[Collection entries]
━━━━━━━━━━━━━━━━

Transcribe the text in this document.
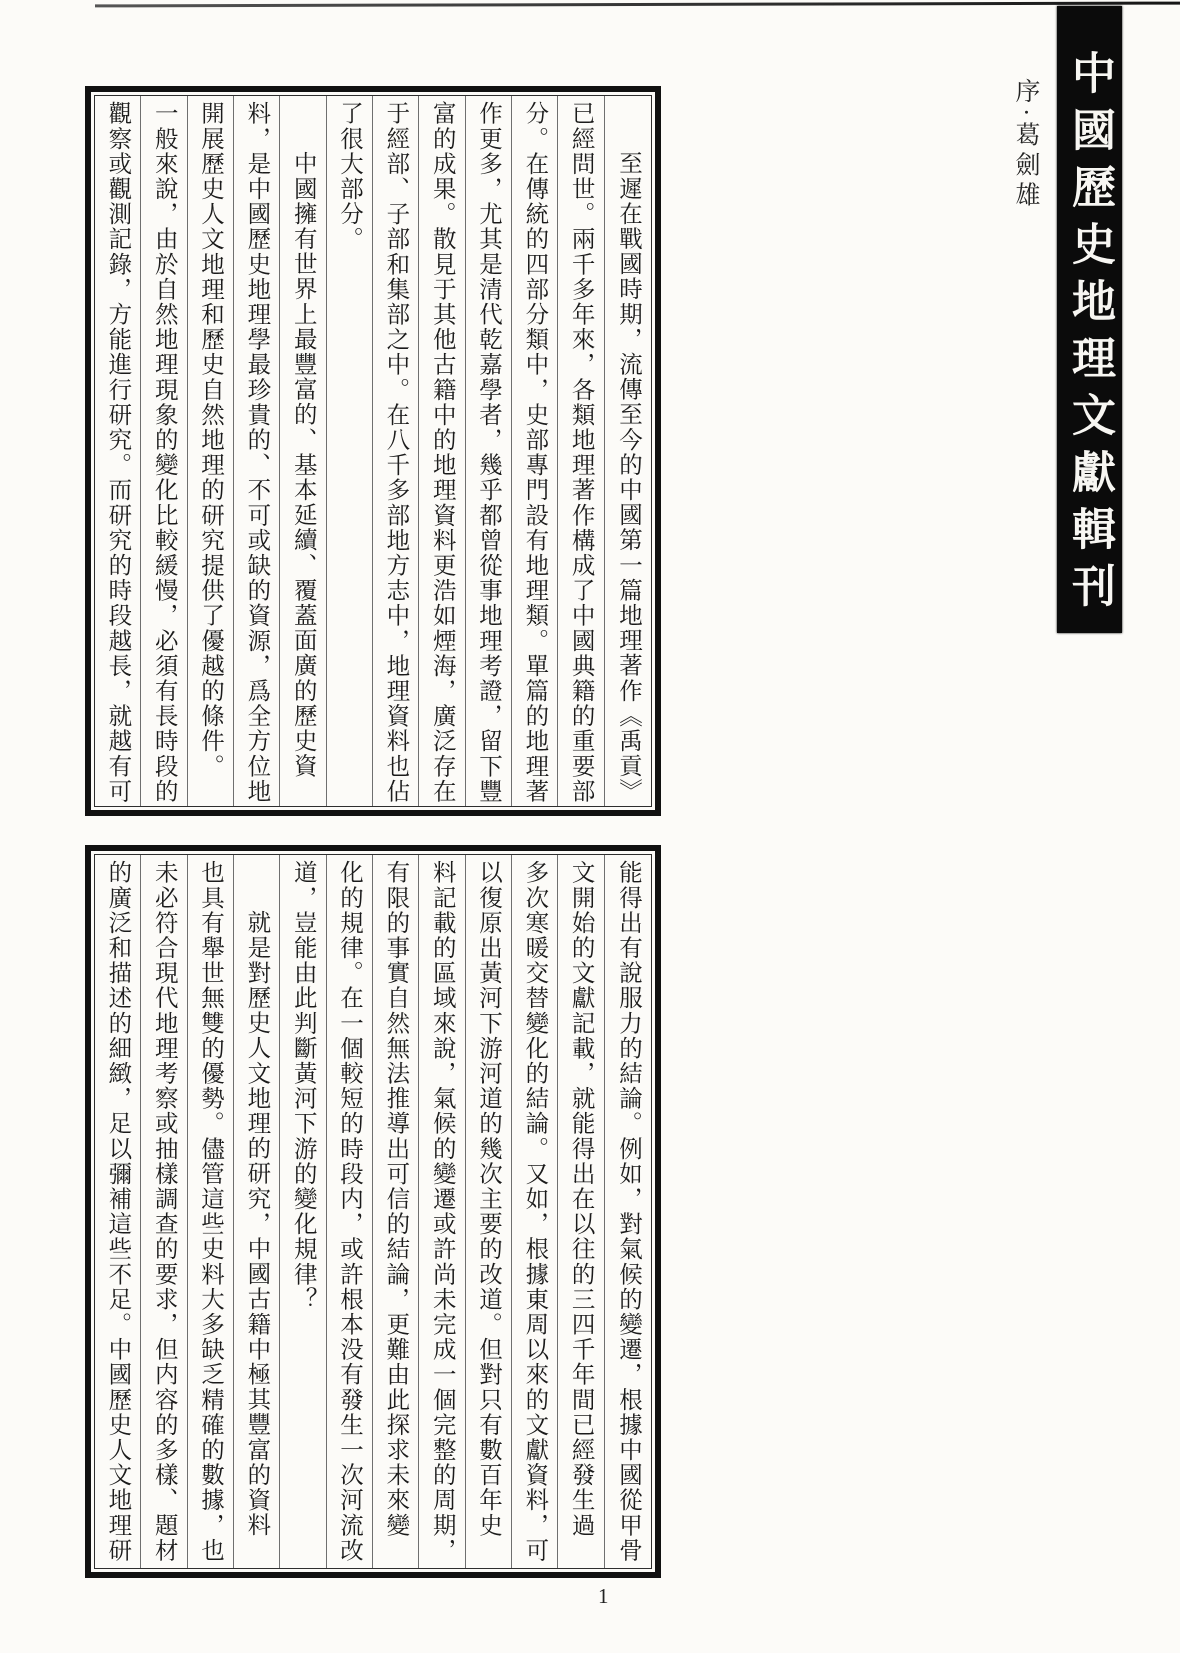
中國歷史地理文獻輯刊
序·葛劍雄
至遲在戰國時期，流傳至今的中國第一篇地理著作《禹貢》
已經問世。兩千多年來，各類地理著作構成了中國典籍的重要部
分。在傳統的四部分類中，史部專門設有地理類。單篇的地理著
作更多，尤其是清代乾嘉學者，幾乎都曾從事地理考證，留下豐
富的成果。散見于其他古籍中的地理資料更浩如煙海，廣泛存在
于經部、子部和集部之中。在八千多部地方志中，地理資料也佔
了很大部分。
中國擁有世界上最豐富的、基本延續、覆蓋面廣的歷史資
料，是中國歷史地理學最珍貴的、不可或缺的資源，爲全方位地
開展歷史人文地理和歷史自然地理的研究提供了優越的條件。
一般來說，由於自然地理現象的變化比較緩慢，必須有長時段的
觀察或觀測記錄，方能進行研究。而研究的時段越長，就越有可
能得出有說服力的結論。例如，對氣候的變遷，根據中國從甲骨
文開始的文獻記載，就能得出在以往的三四千年間已經發生過
多次寒暖交替變化的結論。又如，根據東周以來的文獻資料，可
以復原出黃河下游河道的幾次主要的改道。但對只有數百年史
料記載的區域來說，氣候的變遷或許尚未完成一個完整的周期，
有限的事實自然無法推導出可信的結論，更難由此探求未來變
化的規律。在一個較短的時段内，或許根本没有發生一次河流改
道，豈能由此判斷黃河下游的變化規律？
就是對歷史人文地理的研究，中國古籍中極其豐富的資料
也具有舉世無雙的優勢。儘管這些史料大多缺乏精確的數據，也
未必符合現代地理考察或抽樣調查的要求，但内容的多樣、題材
的廣泛和描述的細緻，足以彌補這些不足。中國歷史人文地理研
1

━━━━━━━━━━━━━━━━

INSTRUCTIONS FOR THE TASK:
Retype each record exactly as it stands, but do not include the pictures.

RESULT:
Transcribe the text in this document.
中國歷史地理文獻輯刊
序·葛劍雄
至遲在戰國時期，流傳至今的中國第一篇地理著作《禹貢》
已經問世。兩千多年來，各類地理著作構成了中國典籍的重要部
分。在傳統的四部分類中，史部專門設有地理類。單篇的地理著
作更多，尤其是清代乾嘉學者，幾乎都曾從事地理考證，留下豐
富的成果。散見于其他古籍中的地理資料更浩如煙海，廣泛存在
于經部、子部和集部之中。在八千多部地方志中，地理資料也佔
了很大部分。
中國擁有世界上最豐富的、基本延續、覆蓋面廣的歷史資
料，是中國歷史地理學最珍貴的、不可或缺的資源，爲全方位地
開展歷史人文地理和歷史自然地理的研究提供了優越的條件。
一般來說，由於自然地理現象的變化比較緩慢，必須有長時段的
觀察或觀測記錄，方能進行研究。而研究的時段越長，就越有可
能得出有說服力的結論。例如，對氣候的變遷，根據中國從甲骨
文開始的文獻記載，就能得出在以往的三四千年間已經發生過
多次寒暖交替變化的結論。又如，根據東周以來的文獻資料，可
以復原出黃河下游河道的幾次主要的改道。但對只有數百年史
料記載的區域來說，氣候的變遷或許尚未完成一個完整的周期，
有限的事實自然無法推導出可信的結論，更難由此探求未來變
化的規律。在一個較短的時段内，或許根本没有發生一次河流改
道，豈能由此判斷黃河下游的變化規律？
就是對歷史人文地理的研究，中國古籍中極其豐富的資料
也具有舉世無雙的優勢。儘管這些史料大多缺乏精確的數據，也
未必符合現代地理考察或抽樣調查的要求，但内容的多樣、題材
的廣泛和描述的細緻，足以彌補這些不足。中國歷史人文地理研
1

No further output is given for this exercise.